STATED PROBLEM: Where does the string "data" appear in the records? Copy every line that contains it.

------------------------------

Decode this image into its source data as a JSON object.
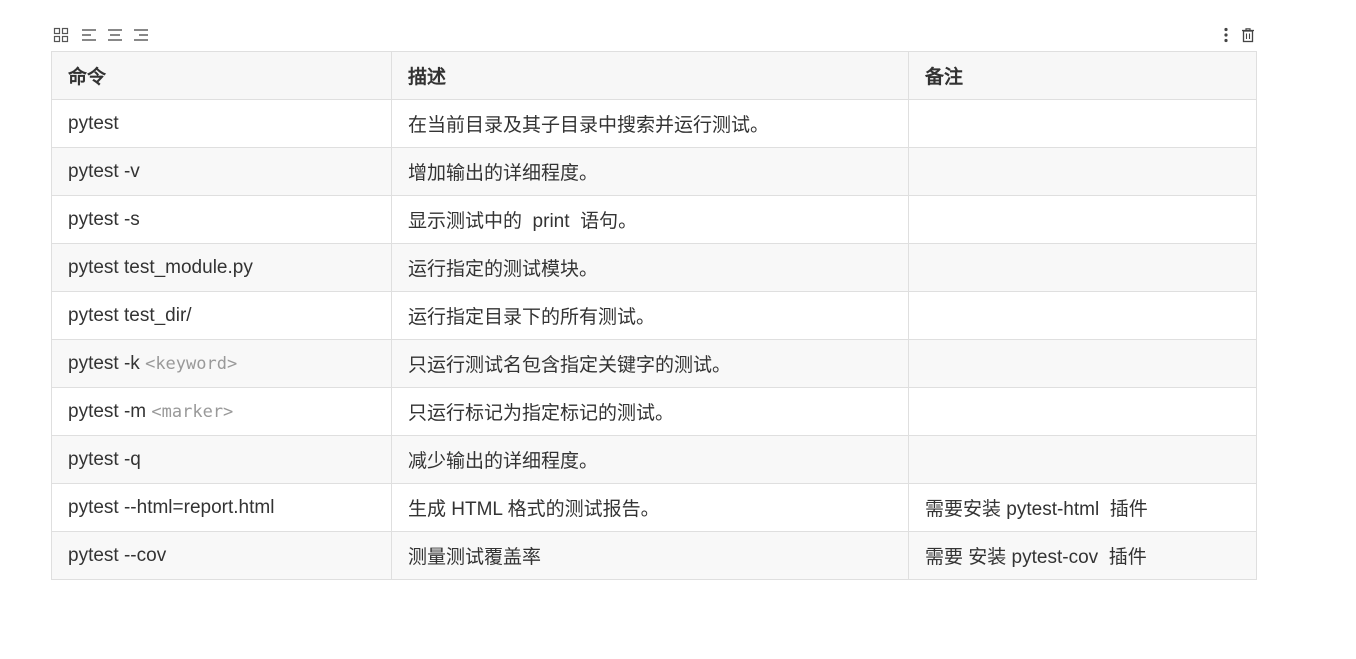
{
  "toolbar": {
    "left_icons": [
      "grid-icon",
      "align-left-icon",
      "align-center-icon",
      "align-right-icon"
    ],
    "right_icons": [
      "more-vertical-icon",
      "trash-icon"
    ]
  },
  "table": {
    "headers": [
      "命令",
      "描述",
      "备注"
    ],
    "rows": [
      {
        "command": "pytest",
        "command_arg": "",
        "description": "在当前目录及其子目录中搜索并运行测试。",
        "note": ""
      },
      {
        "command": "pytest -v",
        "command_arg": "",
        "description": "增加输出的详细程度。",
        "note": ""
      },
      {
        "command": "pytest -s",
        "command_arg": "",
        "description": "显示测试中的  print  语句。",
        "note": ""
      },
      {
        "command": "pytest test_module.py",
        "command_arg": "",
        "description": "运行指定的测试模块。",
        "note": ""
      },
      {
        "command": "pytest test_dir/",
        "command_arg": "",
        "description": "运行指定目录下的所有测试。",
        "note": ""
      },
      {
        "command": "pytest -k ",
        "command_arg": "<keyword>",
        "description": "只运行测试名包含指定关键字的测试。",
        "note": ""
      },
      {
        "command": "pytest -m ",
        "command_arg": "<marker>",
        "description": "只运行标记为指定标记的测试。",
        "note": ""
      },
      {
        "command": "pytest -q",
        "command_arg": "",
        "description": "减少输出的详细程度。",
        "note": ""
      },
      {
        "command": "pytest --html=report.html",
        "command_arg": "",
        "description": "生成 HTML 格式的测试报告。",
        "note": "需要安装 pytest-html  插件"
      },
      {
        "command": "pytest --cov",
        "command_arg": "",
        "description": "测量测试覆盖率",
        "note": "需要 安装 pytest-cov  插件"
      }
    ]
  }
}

------------------------------

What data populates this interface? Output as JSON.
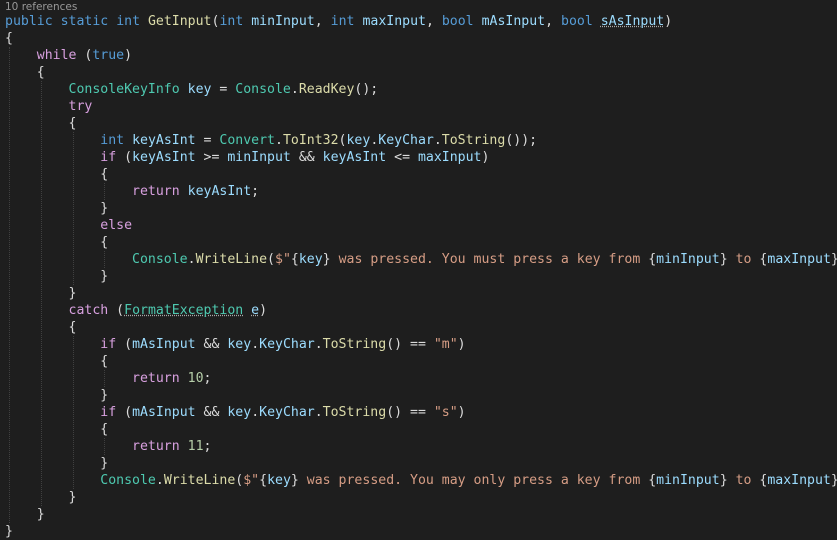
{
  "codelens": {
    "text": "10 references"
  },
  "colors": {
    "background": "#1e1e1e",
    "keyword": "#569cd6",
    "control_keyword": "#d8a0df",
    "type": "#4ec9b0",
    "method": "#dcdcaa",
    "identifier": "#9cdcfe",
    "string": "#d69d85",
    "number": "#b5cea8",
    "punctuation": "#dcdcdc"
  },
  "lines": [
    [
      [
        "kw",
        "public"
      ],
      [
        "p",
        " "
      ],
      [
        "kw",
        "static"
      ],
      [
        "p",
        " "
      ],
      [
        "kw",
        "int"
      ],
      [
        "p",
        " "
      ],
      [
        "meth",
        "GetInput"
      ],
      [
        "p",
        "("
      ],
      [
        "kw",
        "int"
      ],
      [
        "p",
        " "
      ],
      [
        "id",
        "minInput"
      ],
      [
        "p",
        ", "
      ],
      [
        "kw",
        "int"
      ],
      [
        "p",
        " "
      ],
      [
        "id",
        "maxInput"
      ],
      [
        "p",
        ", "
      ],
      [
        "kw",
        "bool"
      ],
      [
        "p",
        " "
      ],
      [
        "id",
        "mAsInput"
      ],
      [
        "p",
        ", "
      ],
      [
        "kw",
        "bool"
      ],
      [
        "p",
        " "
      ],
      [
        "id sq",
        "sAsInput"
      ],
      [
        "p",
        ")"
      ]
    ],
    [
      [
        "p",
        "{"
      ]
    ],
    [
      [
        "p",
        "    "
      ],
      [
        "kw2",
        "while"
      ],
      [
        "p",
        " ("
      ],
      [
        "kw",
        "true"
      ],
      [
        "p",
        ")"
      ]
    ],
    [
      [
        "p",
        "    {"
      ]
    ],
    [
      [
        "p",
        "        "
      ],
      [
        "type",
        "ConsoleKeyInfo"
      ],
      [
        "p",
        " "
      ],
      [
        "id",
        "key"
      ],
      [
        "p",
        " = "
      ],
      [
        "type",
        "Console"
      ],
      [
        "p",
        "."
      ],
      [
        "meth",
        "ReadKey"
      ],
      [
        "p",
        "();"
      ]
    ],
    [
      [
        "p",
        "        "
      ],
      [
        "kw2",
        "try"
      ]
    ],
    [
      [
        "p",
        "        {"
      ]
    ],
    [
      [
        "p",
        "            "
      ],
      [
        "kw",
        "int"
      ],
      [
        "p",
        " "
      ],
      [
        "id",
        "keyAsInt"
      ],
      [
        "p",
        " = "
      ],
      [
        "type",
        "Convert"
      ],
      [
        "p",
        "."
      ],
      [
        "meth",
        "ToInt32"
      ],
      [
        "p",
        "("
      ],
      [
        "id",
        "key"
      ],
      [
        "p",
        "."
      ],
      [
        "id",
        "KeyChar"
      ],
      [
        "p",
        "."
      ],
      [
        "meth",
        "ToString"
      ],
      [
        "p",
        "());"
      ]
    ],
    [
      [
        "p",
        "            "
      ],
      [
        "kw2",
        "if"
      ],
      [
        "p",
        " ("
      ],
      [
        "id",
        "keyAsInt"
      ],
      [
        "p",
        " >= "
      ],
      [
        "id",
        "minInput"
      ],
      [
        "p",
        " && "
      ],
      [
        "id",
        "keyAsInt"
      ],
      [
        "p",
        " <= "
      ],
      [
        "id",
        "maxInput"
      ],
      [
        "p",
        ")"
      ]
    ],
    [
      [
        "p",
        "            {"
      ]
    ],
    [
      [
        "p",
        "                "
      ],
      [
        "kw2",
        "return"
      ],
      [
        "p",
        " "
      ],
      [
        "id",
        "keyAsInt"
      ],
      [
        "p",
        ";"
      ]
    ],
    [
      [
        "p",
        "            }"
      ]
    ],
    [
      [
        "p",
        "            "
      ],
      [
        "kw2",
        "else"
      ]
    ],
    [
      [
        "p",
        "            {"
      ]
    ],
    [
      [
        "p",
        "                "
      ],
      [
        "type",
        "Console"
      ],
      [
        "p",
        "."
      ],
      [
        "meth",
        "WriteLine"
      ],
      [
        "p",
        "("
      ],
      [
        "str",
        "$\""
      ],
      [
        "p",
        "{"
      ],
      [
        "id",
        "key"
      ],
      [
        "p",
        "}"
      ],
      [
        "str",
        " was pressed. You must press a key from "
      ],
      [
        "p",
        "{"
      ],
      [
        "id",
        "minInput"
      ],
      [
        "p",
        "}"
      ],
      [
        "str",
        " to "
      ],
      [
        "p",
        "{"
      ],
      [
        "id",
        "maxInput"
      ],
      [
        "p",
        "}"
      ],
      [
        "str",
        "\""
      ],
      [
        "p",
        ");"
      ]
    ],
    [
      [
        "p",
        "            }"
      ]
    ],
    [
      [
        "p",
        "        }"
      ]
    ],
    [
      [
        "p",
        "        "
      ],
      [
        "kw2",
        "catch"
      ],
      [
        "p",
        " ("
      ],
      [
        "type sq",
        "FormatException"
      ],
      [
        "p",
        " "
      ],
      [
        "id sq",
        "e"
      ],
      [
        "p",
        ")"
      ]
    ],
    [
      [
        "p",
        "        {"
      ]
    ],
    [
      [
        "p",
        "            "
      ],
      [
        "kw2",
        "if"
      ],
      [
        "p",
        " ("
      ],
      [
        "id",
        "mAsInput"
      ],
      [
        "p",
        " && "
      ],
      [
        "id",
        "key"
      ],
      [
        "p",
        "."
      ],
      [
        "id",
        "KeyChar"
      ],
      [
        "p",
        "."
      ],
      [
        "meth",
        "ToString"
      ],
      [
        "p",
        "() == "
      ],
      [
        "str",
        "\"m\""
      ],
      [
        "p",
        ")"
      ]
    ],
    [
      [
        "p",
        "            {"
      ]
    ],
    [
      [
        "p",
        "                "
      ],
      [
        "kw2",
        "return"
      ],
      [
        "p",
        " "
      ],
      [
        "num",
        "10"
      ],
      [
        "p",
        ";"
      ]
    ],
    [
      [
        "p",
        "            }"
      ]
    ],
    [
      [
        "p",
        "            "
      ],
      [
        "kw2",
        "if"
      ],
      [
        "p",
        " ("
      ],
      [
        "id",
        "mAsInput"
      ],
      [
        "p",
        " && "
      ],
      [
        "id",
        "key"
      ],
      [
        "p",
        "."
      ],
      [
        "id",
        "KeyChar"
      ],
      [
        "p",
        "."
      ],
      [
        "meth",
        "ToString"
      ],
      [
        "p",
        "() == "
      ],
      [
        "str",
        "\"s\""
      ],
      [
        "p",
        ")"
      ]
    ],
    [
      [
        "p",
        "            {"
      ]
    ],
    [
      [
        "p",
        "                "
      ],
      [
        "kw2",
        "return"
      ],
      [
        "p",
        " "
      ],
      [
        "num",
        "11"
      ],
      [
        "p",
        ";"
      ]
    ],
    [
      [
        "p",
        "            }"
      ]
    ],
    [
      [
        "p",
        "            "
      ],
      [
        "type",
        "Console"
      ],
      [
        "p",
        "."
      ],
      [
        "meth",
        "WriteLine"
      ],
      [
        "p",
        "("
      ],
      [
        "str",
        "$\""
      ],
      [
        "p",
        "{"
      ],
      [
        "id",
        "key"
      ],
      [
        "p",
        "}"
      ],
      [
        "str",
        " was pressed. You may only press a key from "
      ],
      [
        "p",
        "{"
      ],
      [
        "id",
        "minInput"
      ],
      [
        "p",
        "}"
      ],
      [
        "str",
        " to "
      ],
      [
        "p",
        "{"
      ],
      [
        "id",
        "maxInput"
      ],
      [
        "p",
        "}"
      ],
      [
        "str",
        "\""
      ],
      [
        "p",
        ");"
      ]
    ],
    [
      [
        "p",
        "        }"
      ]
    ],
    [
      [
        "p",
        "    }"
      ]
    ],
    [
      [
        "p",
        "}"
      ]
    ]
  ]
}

------------------------------

WRITTEN RESPONSE:
Decode this image into its source data as a JSON object.
What data populates this interface? Output as JSON.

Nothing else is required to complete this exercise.